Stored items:

==*==

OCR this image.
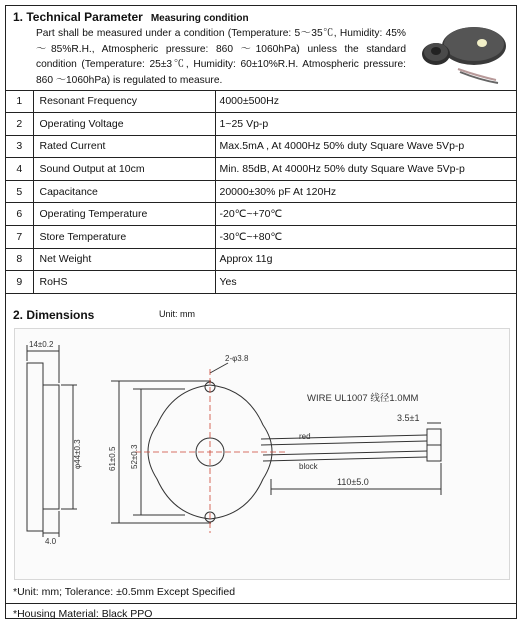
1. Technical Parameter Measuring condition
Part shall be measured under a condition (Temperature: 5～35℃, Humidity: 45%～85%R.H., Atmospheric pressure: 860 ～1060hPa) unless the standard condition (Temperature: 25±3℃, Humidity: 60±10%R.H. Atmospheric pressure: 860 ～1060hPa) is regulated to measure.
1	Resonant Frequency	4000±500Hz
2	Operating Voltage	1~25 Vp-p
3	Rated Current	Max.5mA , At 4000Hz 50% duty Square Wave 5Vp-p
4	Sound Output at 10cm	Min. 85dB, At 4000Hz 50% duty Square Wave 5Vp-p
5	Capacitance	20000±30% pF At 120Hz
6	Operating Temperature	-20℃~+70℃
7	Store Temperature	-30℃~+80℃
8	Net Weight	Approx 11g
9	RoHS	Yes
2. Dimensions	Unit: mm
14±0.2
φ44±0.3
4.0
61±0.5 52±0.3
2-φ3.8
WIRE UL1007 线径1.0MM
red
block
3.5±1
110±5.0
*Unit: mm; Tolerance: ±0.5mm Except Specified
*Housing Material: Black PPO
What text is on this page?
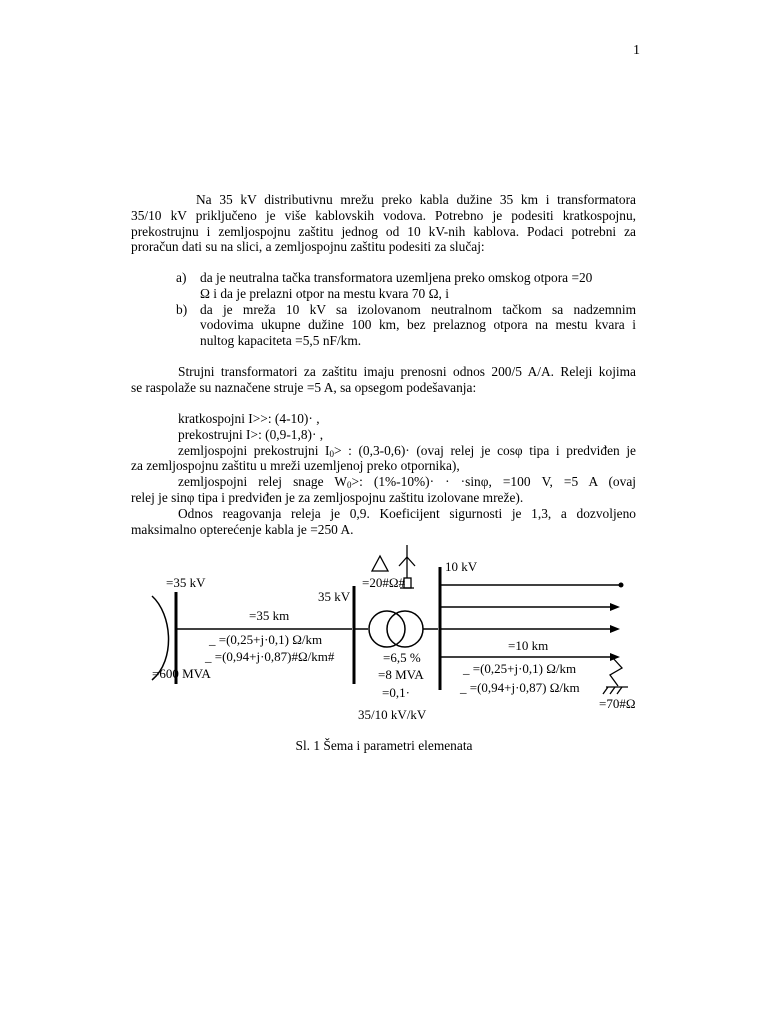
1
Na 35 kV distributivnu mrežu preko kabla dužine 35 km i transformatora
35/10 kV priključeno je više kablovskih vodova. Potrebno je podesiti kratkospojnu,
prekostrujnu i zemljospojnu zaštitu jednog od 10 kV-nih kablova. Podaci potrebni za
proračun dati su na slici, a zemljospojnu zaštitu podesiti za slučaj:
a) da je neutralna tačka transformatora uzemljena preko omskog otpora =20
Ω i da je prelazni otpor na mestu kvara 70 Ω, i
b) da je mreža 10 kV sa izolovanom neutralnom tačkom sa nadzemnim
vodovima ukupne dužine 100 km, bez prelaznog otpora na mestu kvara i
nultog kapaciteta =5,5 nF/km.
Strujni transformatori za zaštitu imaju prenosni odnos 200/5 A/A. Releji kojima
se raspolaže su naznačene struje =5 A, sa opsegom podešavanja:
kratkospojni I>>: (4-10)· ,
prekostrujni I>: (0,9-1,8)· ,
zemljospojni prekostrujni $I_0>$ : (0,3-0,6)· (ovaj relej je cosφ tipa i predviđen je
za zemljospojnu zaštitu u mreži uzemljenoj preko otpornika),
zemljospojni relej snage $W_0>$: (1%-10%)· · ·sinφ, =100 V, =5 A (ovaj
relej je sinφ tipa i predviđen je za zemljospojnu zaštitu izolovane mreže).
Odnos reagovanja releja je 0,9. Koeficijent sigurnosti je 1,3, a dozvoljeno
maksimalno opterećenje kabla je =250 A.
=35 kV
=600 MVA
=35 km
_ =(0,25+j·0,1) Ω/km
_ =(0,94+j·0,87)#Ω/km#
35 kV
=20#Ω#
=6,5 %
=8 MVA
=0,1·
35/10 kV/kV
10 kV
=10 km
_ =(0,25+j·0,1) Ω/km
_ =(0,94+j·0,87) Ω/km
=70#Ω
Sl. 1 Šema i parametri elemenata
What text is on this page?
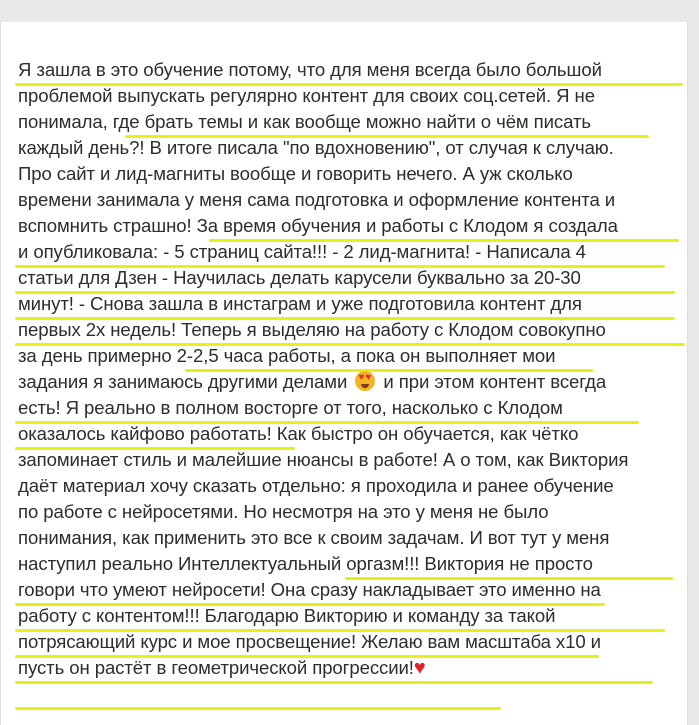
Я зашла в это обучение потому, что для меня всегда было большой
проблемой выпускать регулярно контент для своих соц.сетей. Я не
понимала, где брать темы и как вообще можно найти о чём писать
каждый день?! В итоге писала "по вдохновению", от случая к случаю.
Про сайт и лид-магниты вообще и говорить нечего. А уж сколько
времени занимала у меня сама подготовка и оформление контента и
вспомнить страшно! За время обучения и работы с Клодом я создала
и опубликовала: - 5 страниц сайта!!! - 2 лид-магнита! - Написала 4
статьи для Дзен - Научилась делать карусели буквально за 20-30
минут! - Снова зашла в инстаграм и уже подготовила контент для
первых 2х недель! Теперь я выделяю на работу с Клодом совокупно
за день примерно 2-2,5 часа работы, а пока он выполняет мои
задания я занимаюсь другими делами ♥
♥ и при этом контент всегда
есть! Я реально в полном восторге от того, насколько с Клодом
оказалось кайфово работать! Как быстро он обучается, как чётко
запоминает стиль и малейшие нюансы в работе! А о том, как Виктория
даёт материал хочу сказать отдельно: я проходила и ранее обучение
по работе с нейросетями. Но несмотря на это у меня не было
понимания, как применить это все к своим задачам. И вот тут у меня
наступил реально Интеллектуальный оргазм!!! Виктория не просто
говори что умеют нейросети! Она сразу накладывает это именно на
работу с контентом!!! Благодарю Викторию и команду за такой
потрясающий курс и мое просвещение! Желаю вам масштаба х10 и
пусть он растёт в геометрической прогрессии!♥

==*==

Where a line above contains the word "duty", copy that line.

3	Rated Current	Max.5mA , At 4000Hz 50% duty Square Wave 5Vp-p
4	Sound Output at 10cm	Min. 85dB, At 4000Hz 50% duty Square Wave 5Vp-p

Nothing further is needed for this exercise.